Problem statement
Go through each line of the records below and count those with the word "System"; give only the total.

BEGIN Data listing

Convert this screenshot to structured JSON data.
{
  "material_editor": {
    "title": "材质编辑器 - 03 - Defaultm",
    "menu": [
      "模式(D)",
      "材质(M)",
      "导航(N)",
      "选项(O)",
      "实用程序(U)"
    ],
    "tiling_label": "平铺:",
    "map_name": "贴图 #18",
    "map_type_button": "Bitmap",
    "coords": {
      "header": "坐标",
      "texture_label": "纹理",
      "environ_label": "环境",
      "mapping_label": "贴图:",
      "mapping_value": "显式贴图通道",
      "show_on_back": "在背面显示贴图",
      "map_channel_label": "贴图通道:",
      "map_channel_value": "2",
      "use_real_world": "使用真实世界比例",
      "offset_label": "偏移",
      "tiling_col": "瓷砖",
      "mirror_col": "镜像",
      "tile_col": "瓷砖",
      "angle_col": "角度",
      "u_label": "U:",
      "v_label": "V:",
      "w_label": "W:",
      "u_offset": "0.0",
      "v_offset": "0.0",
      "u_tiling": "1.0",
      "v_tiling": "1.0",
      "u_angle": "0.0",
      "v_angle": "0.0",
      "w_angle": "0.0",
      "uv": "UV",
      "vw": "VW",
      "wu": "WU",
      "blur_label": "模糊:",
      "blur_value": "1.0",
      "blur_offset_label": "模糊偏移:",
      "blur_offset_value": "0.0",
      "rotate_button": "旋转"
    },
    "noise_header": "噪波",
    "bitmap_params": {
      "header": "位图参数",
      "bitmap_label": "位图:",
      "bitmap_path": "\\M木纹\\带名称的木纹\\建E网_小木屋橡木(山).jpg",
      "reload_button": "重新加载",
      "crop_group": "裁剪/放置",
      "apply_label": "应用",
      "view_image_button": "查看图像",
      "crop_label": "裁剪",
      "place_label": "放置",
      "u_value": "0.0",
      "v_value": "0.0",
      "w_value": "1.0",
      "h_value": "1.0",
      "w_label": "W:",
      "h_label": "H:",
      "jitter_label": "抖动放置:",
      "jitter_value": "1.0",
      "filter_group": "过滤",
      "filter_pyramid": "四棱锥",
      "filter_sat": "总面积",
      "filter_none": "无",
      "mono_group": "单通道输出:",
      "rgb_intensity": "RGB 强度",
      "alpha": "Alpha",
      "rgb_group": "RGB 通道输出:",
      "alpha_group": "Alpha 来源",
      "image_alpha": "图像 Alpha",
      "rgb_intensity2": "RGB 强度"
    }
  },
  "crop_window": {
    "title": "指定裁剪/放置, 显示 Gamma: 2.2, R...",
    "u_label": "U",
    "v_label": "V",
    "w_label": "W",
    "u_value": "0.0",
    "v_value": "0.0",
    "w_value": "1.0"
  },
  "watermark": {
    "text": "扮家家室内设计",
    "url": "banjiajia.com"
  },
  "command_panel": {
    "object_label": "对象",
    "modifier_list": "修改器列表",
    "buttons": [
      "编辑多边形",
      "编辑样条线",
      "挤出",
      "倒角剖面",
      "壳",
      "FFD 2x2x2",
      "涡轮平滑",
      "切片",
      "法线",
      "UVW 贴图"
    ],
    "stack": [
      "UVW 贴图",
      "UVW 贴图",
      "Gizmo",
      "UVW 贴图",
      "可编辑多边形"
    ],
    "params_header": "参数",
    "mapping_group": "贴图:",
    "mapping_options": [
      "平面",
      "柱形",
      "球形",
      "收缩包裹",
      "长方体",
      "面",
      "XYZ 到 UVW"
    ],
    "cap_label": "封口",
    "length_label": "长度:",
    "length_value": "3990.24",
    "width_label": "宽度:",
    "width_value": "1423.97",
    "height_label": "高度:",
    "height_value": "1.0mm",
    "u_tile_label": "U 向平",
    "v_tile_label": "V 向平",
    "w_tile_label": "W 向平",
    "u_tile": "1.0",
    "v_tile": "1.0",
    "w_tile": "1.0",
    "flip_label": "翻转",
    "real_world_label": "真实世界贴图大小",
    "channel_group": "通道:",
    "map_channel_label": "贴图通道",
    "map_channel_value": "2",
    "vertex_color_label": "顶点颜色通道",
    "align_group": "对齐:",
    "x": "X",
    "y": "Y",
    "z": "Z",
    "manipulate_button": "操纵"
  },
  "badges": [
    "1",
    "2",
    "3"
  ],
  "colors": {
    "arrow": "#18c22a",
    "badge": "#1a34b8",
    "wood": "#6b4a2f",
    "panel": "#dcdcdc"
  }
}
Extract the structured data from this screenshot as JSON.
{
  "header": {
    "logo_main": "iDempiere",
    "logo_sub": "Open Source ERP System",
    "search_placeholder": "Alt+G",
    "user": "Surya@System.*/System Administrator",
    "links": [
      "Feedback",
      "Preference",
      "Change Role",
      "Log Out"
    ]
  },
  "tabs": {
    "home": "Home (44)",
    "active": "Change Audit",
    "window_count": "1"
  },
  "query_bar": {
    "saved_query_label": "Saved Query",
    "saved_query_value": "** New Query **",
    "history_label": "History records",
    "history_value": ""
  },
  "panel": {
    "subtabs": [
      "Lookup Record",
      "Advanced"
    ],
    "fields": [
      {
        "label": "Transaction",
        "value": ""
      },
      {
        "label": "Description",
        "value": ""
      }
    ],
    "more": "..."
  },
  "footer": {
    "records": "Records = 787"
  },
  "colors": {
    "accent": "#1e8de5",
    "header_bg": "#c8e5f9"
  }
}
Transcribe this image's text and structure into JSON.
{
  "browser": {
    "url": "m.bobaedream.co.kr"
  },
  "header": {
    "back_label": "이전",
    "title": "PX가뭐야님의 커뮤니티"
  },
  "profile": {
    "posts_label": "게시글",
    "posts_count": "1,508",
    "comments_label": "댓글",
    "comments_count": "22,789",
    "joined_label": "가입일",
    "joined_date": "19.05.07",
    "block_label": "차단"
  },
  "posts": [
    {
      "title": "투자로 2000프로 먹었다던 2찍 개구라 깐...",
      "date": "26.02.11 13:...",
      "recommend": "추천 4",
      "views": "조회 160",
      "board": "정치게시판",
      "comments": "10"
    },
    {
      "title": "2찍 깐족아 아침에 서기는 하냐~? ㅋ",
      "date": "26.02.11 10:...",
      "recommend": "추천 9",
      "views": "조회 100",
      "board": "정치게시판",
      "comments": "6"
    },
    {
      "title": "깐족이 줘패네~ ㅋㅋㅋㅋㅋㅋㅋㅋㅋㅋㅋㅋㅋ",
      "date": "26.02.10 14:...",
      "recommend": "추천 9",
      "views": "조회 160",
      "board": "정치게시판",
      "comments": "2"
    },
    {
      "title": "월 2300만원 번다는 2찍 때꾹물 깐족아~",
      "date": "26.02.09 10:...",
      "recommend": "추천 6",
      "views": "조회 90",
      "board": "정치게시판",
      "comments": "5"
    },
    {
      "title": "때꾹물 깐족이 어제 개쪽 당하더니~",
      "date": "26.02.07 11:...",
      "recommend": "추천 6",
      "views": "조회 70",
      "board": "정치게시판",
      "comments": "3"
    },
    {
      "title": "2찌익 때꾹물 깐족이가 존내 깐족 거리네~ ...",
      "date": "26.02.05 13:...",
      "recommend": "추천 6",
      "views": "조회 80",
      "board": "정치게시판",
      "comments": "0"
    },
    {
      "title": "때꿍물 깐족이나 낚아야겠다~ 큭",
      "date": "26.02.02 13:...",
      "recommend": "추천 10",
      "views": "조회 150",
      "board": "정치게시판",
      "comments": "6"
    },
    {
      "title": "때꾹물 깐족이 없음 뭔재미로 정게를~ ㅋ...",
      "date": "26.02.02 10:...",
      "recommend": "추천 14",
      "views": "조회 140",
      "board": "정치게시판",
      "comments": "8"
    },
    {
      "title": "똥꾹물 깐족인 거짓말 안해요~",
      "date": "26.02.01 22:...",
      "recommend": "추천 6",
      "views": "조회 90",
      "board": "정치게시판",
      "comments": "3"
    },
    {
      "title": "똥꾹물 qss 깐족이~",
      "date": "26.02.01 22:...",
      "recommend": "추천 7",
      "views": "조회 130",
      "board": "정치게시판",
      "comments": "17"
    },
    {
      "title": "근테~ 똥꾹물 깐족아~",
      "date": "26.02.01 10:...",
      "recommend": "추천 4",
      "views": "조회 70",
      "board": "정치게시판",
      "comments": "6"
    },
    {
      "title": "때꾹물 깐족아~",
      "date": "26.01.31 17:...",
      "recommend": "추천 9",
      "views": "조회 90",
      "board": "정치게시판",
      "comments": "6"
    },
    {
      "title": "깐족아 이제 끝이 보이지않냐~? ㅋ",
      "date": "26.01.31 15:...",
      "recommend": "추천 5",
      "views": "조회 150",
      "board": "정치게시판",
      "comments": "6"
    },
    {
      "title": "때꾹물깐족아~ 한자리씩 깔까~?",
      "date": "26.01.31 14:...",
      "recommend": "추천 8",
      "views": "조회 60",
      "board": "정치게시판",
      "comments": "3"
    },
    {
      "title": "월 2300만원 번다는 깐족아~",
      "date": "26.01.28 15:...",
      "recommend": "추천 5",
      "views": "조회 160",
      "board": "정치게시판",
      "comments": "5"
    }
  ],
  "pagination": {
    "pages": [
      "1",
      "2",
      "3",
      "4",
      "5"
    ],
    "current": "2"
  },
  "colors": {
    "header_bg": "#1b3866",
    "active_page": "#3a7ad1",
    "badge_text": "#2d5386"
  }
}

END Data listing

Answer
2